_EXERCISE AIM_: Records follow. Copy every line with "Aberdeen".

>>>>>

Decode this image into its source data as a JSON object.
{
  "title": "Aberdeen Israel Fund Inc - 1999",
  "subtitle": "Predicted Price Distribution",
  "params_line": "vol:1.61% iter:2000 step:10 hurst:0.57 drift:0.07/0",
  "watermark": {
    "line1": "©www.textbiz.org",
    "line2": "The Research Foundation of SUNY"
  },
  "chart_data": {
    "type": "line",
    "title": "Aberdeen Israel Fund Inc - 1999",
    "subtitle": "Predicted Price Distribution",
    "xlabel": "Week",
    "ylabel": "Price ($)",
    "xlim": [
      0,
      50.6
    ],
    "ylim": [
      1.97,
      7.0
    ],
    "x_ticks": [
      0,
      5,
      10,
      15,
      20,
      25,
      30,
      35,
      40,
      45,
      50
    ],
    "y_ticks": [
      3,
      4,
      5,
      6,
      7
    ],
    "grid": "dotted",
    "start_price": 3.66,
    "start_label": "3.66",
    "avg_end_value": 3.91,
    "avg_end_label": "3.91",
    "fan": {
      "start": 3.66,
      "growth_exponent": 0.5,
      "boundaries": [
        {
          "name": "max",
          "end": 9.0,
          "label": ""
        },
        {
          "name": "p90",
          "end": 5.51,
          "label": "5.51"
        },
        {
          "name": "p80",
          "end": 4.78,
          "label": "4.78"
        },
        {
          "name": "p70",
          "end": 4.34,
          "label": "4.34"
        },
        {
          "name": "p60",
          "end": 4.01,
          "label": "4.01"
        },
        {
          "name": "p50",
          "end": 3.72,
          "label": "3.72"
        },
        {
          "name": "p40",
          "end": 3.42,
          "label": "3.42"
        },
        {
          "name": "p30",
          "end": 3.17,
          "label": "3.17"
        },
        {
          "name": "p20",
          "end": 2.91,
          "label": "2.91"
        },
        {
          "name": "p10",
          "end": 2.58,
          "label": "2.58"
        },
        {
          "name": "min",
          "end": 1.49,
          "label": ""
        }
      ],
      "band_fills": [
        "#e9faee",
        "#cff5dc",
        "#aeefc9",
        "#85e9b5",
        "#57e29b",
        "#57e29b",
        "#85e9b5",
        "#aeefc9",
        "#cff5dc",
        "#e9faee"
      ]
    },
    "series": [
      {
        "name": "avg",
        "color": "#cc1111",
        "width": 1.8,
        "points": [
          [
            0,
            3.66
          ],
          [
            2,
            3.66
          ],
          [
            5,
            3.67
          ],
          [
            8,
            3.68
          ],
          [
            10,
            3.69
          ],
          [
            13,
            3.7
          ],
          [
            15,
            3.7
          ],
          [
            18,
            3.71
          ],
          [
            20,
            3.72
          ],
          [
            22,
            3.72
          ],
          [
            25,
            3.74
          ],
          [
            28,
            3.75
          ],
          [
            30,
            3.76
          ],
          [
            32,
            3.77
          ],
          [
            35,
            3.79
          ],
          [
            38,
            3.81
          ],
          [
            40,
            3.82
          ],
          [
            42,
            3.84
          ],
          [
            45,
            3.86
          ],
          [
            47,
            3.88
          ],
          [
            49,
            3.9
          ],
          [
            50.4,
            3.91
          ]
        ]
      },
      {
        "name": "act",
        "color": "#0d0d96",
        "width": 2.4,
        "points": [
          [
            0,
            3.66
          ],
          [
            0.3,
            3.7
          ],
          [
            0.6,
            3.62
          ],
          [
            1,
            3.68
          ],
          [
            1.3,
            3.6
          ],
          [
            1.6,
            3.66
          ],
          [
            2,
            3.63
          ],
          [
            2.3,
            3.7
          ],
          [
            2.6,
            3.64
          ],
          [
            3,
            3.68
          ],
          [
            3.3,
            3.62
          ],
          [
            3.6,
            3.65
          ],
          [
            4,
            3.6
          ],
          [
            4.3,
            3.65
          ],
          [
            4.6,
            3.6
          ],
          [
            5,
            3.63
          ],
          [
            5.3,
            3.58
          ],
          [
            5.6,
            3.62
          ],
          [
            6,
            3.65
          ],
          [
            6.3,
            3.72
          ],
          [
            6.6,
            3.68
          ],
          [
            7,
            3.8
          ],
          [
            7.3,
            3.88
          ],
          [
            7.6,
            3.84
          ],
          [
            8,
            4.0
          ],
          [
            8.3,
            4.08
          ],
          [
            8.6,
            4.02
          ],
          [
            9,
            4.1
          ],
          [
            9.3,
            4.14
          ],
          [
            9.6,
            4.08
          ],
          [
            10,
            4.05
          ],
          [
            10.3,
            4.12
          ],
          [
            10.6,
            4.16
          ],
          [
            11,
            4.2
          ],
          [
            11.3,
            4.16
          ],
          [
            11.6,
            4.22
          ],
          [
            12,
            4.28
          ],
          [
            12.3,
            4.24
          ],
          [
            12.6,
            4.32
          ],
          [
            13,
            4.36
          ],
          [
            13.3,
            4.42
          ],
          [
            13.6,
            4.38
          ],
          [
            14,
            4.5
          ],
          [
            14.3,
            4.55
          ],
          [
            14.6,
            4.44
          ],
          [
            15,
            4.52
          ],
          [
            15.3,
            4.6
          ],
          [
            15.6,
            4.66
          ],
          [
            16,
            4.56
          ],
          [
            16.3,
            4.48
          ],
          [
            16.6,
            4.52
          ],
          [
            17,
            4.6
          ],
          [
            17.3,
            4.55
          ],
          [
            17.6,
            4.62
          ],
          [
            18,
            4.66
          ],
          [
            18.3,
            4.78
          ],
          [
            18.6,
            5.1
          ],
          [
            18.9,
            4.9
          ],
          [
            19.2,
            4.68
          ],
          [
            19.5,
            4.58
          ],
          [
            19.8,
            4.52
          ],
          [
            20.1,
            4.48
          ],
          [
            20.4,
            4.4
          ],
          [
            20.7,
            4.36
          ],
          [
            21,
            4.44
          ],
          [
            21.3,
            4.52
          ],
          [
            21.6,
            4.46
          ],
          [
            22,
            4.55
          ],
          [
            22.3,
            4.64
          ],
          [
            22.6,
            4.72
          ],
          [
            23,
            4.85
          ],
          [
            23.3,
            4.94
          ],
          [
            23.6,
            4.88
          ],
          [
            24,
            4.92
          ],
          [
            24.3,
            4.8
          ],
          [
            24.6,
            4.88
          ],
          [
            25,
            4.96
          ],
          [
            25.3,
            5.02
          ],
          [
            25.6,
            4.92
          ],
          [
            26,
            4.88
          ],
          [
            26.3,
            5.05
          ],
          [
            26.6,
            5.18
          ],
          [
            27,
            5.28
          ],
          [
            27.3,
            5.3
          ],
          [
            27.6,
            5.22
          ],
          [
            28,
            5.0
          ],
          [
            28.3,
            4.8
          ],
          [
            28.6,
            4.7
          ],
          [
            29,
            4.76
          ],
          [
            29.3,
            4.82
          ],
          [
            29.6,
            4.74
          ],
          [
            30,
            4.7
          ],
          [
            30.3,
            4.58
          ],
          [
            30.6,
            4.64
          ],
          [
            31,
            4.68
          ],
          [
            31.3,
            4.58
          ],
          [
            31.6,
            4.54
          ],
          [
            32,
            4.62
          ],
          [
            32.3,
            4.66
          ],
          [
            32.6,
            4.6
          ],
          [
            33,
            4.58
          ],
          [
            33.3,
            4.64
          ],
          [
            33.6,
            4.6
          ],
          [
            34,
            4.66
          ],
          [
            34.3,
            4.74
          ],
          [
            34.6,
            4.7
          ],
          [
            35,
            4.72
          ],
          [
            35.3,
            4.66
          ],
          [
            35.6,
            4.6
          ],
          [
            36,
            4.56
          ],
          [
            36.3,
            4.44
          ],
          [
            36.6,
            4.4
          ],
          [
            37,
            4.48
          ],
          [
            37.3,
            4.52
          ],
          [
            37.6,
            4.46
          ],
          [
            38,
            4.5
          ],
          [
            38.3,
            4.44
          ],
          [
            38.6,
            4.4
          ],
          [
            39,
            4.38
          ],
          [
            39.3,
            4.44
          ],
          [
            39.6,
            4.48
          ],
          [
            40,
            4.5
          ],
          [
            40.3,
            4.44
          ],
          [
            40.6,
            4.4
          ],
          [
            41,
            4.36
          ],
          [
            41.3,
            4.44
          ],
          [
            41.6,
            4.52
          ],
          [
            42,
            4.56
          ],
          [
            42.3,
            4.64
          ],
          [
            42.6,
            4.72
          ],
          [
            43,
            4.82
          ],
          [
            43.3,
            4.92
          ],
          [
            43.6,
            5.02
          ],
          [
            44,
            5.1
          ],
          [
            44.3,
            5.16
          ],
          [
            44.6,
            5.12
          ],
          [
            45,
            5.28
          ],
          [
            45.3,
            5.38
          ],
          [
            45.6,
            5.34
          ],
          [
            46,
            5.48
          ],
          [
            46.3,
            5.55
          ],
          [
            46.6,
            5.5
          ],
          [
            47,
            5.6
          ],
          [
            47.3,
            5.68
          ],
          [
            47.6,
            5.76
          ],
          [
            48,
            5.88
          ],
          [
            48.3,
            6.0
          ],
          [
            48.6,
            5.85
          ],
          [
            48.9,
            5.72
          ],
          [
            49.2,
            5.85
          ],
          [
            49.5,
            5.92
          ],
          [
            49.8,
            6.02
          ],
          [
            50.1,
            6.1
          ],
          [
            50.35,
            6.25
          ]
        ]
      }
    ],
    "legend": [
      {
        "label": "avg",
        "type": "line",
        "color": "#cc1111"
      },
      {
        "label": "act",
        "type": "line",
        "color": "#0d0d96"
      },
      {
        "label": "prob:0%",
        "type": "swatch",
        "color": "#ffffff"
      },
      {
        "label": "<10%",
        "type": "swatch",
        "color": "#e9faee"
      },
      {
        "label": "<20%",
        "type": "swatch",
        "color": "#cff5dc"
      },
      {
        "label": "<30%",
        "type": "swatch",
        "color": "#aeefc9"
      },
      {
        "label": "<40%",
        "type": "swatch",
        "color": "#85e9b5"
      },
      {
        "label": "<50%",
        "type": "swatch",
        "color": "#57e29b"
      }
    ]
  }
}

<<<<<

_WRITTEN SOLUTION_:
  "title": "Aberdeen Israel Fund Inc - 1999",
    "title": "Aberdeen Israel Fund Inc - 1999",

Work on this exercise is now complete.